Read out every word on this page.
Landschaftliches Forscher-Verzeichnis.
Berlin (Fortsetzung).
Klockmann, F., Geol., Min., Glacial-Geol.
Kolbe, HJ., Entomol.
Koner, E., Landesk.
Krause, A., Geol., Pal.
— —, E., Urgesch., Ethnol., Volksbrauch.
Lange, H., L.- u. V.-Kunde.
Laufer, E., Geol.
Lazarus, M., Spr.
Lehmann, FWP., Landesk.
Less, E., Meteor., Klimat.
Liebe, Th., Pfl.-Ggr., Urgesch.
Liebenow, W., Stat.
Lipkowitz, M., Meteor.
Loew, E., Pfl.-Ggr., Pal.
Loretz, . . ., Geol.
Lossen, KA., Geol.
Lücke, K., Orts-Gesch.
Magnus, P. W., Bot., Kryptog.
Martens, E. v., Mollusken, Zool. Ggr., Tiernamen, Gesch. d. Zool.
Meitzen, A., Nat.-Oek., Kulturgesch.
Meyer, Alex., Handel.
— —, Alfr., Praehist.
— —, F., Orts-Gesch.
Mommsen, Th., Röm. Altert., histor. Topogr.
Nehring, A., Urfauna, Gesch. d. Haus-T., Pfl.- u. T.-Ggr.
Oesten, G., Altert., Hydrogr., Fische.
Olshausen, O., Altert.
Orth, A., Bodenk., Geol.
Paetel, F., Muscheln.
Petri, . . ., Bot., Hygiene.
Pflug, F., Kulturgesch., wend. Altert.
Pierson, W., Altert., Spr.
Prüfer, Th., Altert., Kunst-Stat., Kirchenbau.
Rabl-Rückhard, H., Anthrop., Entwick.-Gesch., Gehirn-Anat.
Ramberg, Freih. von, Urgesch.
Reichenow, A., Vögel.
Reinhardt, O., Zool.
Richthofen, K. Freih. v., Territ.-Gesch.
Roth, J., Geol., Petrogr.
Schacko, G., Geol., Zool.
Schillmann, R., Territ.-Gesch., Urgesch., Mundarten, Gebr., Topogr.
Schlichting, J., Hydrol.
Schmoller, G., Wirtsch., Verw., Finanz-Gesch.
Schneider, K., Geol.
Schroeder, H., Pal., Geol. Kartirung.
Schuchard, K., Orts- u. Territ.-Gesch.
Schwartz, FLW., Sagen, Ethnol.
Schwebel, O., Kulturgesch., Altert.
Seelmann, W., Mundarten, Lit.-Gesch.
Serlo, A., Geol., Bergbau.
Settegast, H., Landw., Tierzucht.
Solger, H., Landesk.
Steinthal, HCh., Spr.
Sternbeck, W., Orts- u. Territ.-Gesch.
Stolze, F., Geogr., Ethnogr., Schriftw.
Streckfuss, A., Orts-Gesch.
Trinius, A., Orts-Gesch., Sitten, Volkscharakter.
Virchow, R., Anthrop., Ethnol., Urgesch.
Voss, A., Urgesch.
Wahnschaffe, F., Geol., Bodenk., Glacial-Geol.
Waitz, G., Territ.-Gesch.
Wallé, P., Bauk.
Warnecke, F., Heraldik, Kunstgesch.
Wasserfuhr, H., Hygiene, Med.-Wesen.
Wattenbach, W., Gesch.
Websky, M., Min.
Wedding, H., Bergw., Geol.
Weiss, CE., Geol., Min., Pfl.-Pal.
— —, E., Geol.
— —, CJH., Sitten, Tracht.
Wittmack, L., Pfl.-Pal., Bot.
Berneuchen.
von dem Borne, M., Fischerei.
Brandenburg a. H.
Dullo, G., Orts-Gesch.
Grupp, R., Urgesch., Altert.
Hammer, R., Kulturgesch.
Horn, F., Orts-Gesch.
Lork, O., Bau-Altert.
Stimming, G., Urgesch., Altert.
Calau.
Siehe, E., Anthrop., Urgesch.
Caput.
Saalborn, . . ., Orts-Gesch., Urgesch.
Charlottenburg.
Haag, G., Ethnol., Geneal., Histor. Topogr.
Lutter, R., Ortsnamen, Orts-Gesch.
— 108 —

==========

# What to work on:
Send back every record, precisely as written.

# Solved problem:
Read out every word on this page.
Landschaftliches Forscher-Verzeichnis.
Berlin (Fortsetzung).
Klockmann, F., Geol., Min., Glacial-Geol.
Kolbe, HJ., Entomol.
Koner, E., Landesk.
Krause, A., Geol., Pal.
— —, E., Urgesch., Ethnol., Volksbrauch.
Lange, H., L.- u. V.-Kunde.
Laufer, E., Geol.
Lazarus, M., Spr.
Lehmann, FWP., Landesk.
Less, E., Meteor., Klimat.
Liebe, Th., Pfl.-Ggr., Urgesch.
Liebenow, W., Stat.
Lipkowitz, M., Meteor.
Loew, E., Pfl.-Ggr., Pal.
Loretz, . . ., Geol.
Lossen, KA., Geol.
Lücke, K., Orts-Gesch.
Magnus, P. W., Bot., Kryptog.
Martens, E. v., Mollusken, Zool. Ggr., Tiernamen, Gesch. d. Zool.
Meitzen, A., Nat.-Oek., Kulturgesch.
Meyer, Alex., Handel.
— —, Alfr., Praehist.
— —, F., Orts-Gesch.
Mommsen, Th., Röm. Altert., histor. Topogr.
Nehring, A., Urfauna, Gesch. d. Haus-T., Pfl.- u. T.-Ggr.
Oesten, G., Altert., Hydrogr., Fische.
Olshausen, O., Altert.
Orth, A., Bodenk., Geol.
Paetel, F., Muscheln.
Petri, . . ., Bot., Hygiene.
Pflug, F., Kulturgesch., wend. Altert.
Pierson, W., Altert., Spr.
Prüfer, Th., Altert., Kunst-Stat., Kirchenbau.
Rabl-Rückhard, H., Anthrop., Entwick.-Gesch., Gehirn-Anat.
Ramberg, Freih. von, Urgesch.
Reichenow, A., Vögel.
Reinhardt, O., Zool.
Richthofen, K. Freih. v., Territ.-Gesch.
Roth, J., Geol., Petrogr.
Schacko, G., Geol., Zool.
Schillmann, R., Territ.-Gesch., Urgesch., Mundarten, Gebr., Topogr.
Schlichting, J., Hydrol.
Schmoller, G., Wirtsch., Verw., Finanz-Gesch.
Schneider, K., Geol.
Schroeder, H., Pal., Geol. Kartirung.
Schuchard, K., Orts- u. Territ.-Gesch.
Schwartz, FLW., Sagen, Ethnol.
Schwebel, O., Kulturgesch., Altert.
Seelmann, W., Mundarten, Lit.-Gesch.
Serlo, A., Geol., Bergbau.
Settegast, H., Landw., Tierzucht.
Solger, H., Landesk.
Steinthal, HCh., Spr.
Sternbeck, W., Orts- u. Territ.-Gesch.
Stolze, F., Geogr., Ethnogr., Schriftw.
Streckfuss, A., Orts-Gesch.
Trinius, A., Orts-Gesch., Sitten, Volkscharakter.
Virchow, R., Anthrop., Ethnol., Urgesch.
Voss, A., Urgesch.
Wahnschaffe, F., Geol., Bodenk., Glacial-Geol.
Waitz, G., Territ.-Gesch.
Wallé, P., Bauk.
Warnecke, F., Heraldik, Kunstgesch.
Wasserfuhr, H., Hygiene, Med.-Wesen.
Wattenbach, W., Gesch.
Websky, M., Min.
Wedding, H., Bergw., Geol.
Weiss, CE., Geol., Min., Pfl.-Pal.
— —, E., Geol.
— —, CJH., Sitten, Tracht.
Wittmack, L., Pfl.-Pal., Bot.
Berneuchen.
von dem Borne, M., Fischerei.
Brandenburg a. H.
Dullo, G., Orts-Gesch.
Grupp, R., Urgesch., Altert.
Hammer, R., Kulturgesch.
Horn, F., Orts-Gesch.
Lork, O., Bau-Altert.
Stimming, G., Urgesch., Altert.
Calau.
Siehe, E., Anthrop., Urgesch.
Caput.
Saalborn, . . ., Orts-Gesch., Urgesch.
Charlottenburg.
Haag, G., Ethnol., Geneal., Histor. Topogr.
Lutter, R., Ortsnamen, Orts-Gesch.
— 108 —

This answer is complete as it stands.